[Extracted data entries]

▽

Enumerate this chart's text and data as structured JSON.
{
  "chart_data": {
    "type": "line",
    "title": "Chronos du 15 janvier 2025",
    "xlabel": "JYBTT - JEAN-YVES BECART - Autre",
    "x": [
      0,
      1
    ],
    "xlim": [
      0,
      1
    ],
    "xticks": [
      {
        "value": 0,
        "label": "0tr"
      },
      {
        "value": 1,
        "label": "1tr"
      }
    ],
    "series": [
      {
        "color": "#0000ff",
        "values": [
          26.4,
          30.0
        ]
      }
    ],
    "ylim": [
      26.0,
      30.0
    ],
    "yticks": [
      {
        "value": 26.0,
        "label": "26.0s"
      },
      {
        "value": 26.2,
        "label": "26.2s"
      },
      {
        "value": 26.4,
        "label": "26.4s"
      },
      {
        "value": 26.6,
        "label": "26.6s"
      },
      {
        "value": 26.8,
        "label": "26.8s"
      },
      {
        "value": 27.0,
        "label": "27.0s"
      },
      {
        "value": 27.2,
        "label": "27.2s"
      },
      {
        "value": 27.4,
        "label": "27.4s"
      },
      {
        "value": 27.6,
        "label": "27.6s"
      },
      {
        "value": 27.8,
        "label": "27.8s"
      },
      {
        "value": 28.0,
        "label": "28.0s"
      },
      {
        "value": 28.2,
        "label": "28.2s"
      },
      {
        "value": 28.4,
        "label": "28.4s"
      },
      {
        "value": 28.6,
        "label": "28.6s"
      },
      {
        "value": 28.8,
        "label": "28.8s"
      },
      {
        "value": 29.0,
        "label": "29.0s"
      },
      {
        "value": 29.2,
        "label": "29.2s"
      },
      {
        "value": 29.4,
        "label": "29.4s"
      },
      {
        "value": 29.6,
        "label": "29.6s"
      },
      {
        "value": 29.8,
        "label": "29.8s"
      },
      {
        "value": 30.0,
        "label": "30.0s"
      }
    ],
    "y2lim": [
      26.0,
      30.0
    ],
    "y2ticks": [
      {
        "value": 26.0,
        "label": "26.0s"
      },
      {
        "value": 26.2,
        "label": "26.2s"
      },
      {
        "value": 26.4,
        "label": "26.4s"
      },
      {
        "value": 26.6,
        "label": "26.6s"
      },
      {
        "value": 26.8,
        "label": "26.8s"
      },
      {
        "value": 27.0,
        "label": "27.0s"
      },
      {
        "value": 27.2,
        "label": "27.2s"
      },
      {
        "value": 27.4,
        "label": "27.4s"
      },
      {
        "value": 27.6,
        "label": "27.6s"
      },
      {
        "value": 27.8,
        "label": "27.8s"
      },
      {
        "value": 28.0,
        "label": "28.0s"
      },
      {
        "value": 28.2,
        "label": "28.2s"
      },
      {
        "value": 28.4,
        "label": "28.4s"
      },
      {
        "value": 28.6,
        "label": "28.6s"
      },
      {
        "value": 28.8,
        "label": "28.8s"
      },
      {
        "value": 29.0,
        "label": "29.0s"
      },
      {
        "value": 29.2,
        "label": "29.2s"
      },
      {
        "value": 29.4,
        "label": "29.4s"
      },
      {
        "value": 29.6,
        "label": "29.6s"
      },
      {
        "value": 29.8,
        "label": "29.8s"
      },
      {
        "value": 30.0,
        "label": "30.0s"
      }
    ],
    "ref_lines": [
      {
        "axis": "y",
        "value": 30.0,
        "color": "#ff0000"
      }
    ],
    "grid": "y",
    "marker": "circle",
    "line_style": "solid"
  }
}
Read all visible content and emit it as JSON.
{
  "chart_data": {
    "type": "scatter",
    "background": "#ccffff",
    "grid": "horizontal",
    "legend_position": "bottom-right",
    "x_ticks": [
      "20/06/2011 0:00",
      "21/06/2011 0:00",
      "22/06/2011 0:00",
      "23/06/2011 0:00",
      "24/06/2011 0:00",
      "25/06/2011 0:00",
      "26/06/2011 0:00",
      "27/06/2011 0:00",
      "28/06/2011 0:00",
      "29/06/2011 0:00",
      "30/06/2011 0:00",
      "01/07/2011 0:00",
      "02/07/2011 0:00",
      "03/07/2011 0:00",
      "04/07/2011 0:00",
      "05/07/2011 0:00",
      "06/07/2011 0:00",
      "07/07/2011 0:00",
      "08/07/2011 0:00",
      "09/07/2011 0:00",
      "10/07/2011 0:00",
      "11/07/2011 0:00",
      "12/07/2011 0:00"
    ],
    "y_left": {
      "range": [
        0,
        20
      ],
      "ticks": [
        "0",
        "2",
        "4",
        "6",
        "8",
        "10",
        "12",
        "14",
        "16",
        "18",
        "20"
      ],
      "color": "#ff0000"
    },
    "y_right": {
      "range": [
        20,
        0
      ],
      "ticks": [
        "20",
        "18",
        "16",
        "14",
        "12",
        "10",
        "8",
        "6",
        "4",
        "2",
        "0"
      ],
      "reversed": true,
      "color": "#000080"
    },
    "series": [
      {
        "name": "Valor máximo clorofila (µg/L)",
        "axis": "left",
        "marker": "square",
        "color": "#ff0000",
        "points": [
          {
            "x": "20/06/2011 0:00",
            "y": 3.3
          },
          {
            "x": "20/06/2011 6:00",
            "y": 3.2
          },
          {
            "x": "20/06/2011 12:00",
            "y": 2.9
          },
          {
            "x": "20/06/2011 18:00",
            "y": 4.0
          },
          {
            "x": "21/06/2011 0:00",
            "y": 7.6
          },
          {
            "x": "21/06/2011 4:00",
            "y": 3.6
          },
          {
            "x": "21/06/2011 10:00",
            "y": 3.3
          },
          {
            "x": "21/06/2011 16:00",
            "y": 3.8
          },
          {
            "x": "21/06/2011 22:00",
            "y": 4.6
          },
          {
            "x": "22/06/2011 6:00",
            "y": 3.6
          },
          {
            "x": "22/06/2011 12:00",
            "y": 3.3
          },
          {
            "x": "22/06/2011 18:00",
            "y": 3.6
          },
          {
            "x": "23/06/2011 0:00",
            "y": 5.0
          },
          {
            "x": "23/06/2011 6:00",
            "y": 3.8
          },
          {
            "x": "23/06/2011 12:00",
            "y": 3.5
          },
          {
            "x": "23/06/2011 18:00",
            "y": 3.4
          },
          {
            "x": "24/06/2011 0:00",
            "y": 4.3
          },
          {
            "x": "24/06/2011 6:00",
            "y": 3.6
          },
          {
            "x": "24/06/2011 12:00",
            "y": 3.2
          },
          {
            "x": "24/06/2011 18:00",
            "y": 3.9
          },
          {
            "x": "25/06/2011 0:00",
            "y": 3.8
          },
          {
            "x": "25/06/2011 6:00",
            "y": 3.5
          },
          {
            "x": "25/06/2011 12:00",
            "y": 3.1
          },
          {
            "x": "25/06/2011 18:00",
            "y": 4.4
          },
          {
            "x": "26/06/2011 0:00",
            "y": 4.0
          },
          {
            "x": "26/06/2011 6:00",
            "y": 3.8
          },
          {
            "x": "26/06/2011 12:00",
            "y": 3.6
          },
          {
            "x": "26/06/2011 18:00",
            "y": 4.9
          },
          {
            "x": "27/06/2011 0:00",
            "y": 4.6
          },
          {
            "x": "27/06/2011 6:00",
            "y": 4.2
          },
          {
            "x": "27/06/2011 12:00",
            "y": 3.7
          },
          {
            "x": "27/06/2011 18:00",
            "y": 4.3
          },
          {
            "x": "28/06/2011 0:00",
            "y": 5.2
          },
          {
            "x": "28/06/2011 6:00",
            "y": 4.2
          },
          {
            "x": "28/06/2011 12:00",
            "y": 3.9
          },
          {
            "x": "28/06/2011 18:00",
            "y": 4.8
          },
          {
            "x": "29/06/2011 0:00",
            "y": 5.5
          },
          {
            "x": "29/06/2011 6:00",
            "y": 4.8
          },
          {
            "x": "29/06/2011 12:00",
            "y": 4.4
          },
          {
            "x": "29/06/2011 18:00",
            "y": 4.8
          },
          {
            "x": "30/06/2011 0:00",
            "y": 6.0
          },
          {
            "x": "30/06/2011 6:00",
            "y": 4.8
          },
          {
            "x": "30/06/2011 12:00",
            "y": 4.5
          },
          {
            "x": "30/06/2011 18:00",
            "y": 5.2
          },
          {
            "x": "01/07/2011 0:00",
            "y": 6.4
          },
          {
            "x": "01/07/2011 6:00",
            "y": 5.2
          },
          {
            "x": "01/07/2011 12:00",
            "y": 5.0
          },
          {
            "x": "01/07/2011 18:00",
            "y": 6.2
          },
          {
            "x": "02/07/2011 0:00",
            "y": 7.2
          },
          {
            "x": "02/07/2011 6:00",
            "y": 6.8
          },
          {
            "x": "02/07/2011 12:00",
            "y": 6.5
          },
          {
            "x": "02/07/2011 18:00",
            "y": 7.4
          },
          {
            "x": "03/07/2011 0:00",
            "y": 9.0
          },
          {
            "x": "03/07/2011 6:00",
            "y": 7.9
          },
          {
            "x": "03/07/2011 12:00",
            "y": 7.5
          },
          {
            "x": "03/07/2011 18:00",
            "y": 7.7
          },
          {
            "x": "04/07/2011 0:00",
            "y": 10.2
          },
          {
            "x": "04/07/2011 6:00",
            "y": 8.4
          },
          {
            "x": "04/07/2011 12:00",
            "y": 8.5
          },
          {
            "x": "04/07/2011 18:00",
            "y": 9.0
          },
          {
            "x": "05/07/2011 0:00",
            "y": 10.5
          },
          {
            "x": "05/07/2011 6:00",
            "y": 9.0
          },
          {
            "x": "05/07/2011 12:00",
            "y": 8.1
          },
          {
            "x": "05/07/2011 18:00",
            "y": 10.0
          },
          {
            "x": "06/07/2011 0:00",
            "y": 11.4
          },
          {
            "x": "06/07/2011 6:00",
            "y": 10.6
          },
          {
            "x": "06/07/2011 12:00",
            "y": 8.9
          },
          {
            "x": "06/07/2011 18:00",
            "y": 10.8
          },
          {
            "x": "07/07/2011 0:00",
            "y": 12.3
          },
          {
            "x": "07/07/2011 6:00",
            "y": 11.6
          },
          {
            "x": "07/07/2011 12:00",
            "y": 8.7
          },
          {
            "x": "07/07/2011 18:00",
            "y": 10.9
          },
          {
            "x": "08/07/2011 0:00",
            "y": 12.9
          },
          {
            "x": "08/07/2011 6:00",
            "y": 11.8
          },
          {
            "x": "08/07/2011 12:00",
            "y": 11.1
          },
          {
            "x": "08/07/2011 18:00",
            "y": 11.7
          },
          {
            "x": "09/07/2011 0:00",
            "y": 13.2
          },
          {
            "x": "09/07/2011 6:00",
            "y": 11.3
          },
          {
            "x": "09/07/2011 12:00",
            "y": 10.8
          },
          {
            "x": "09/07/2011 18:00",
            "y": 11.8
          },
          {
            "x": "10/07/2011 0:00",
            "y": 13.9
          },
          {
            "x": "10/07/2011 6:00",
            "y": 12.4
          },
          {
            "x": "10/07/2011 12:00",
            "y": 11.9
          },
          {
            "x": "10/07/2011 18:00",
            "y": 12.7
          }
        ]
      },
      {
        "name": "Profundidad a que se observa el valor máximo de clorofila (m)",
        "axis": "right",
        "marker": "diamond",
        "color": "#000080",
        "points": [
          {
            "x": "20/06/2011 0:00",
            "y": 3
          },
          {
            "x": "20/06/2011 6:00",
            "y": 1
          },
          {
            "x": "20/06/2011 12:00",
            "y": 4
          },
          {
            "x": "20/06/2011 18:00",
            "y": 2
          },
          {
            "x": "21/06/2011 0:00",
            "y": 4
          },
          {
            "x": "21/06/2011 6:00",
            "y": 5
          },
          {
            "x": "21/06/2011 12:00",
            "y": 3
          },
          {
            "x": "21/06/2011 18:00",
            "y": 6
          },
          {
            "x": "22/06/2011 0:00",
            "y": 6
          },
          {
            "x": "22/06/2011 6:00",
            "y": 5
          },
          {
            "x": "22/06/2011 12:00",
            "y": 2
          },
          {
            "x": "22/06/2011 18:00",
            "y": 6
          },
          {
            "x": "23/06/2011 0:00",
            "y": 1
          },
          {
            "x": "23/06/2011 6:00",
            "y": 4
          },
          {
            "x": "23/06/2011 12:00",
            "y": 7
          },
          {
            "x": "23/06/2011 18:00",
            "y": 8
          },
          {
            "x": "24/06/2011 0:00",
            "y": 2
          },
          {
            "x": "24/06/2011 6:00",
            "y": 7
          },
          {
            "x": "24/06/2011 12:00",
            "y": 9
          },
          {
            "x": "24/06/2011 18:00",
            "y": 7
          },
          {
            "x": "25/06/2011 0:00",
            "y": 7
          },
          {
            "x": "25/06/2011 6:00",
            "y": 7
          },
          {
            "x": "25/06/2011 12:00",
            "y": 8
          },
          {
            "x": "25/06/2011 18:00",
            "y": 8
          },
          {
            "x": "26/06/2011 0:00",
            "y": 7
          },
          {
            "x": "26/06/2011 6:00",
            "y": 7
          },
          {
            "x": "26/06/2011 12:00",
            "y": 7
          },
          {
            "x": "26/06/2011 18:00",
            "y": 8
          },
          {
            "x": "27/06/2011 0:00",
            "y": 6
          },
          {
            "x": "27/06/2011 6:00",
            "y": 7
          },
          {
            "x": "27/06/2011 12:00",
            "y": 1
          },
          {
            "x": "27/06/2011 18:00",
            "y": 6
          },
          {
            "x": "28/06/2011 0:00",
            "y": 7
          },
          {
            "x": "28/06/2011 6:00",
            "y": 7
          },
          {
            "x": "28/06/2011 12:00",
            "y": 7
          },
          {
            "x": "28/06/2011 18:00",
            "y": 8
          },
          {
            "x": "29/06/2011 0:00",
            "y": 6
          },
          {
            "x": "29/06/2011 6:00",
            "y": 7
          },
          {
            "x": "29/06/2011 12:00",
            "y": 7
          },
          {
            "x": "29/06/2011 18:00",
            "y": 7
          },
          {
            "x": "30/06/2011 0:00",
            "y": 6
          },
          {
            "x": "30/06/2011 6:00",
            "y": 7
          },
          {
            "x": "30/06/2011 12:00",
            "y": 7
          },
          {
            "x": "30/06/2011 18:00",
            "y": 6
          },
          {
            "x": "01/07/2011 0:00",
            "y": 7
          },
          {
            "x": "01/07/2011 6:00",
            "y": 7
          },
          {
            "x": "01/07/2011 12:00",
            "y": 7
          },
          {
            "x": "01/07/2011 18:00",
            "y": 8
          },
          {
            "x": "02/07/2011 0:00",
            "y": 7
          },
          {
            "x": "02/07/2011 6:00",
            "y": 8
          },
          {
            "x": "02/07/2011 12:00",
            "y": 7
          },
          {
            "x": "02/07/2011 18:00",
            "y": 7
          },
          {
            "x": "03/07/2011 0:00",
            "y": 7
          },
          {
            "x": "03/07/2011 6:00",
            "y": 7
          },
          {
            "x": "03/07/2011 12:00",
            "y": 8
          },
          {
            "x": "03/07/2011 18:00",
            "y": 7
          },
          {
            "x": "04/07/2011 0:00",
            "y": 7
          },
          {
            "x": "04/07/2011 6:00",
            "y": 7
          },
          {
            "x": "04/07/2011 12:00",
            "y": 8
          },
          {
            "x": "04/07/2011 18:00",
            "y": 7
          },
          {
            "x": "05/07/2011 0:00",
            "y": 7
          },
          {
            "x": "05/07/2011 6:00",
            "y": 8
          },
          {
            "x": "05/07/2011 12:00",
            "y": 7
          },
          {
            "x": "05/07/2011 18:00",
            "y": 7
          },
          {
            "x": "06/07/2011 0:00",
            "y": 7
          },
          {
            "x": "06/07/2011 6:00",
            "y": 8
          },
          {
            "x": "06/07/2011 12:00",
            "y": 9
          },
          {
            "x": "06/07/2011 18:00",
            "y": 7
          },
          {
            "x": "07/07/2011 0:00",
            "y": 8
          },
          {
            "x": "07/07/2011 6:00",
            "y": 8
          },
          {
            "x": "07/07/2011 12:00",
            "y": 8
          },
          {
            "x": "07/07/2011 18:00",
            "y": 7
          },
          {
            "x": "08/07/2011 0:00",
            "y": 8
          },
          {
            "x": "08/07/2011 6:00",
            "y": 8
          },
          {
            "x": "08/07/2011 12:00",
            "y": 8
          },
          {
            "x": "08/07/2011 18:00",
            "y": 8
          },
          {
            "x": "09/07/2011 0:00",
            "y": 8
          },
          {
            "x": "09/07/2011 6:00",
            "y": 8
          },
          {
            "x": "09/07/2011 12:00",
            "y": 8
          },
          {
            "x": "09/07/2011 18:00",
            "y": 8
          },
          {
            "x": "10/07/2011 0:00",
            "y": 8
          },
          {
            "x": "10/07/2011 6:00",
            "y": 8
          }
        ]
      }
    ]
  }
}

△

* [STATED TASK]: Identify each line containing the string "marker" and copy it out.

* [TASK SOLUTION]:
    "marker": "circle",
        "marker": "square",
        "marker": "diamond",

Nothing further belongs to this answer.